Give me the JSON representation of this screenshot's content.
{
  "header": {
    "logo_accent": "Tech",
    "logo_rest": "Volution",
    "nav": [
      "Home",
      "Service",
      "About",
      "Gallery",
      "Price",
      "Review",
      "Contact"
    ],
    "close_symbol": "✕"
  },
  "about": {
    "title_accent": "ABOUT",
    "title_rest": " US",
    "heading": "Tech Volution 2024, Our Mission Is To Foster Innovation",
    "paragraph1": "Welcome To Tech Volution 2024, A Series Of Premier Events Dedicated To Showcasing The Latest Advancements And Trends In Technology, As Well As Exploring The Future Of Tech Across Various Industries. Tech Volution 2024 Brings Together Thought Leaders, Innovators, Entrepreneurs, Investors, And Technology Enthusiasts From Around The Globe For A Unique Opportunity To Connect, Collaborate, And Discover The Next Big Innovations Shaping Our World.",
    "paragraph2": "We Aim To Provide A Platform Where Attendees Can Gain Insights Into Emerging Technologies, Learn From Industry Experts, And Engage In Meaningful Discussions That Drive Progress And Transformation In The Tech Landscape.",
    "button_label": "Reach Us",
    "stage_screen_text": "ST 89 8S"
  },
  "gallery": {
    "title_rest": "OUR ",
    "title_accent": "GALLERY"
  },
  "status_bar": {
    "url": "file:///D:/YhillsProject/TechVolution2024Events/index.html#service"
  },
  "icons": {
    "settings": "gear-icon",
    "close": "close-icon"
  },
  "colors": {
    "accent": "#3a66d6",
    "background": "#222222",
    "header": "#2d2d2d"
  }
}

════════

■ **Exercise**:
Write down the full listing again, exactly.

■ **The solution**:
Give me the JSON representation of this screenshot's content.
{
  "header": {
    "logo_accent": "Tech",
    "logo_rest": "Volution",
    "nav": [
      "Home",
      "Service",
      "About",
      "Gallery",
      "Price",
      "Review",
      "Contact"
    ],
    "close_symbol": "✕"
  },
  "about": {
    "title_accent": "ABOUT",
    "title_rest": " US",
    "heading": "Tech Volution 2024, Our Mission Is To Foster Innovation",
    "paragraph1": "Welcome To Tech Volution 2024, A Series Of Premier Events Dedicated To Showcasing The Latest Advancements And Trends In Technology, As Well As Exploring The Future Of Tech Across Various Industries. Tech Volution 2024 Brings Together Thought Leaders, Innovators, Entrepreneurs, Investors, And Technology Enthusiasts From Around The Globe For A Unique Opportunity To Connect, Collaborate, And Discover The Next Big Innovations Shaping Our World.",
    "paragraph2": "We Aim To Provide A Platform Where Attendees Can Gain Insights Into Emerging Technologies, Learn From Industry Experts, And Engage In Meaningful Discussions That Drive Progress And Transformation In The Tech Landscape.",
    "button_label": "Reach Us",
    "stage_screen_text": "ST 89 8S"
  },
  "gallery": {
    "title_rest": "OUR ",
    "title_accent": "GALLERY"
  },
  "status_bar": {
    "url": "file:///D:/YhillsProject/TechVolution2024Events/index.html#service"
  },
  "icons": {
    "settings": "gear-icon",
    "close": "close-icon"
  },
  "colors": {
    "accent": "#3a66d6",
    "background": "#222222",
    "header": "#2d2d2d"
  }
}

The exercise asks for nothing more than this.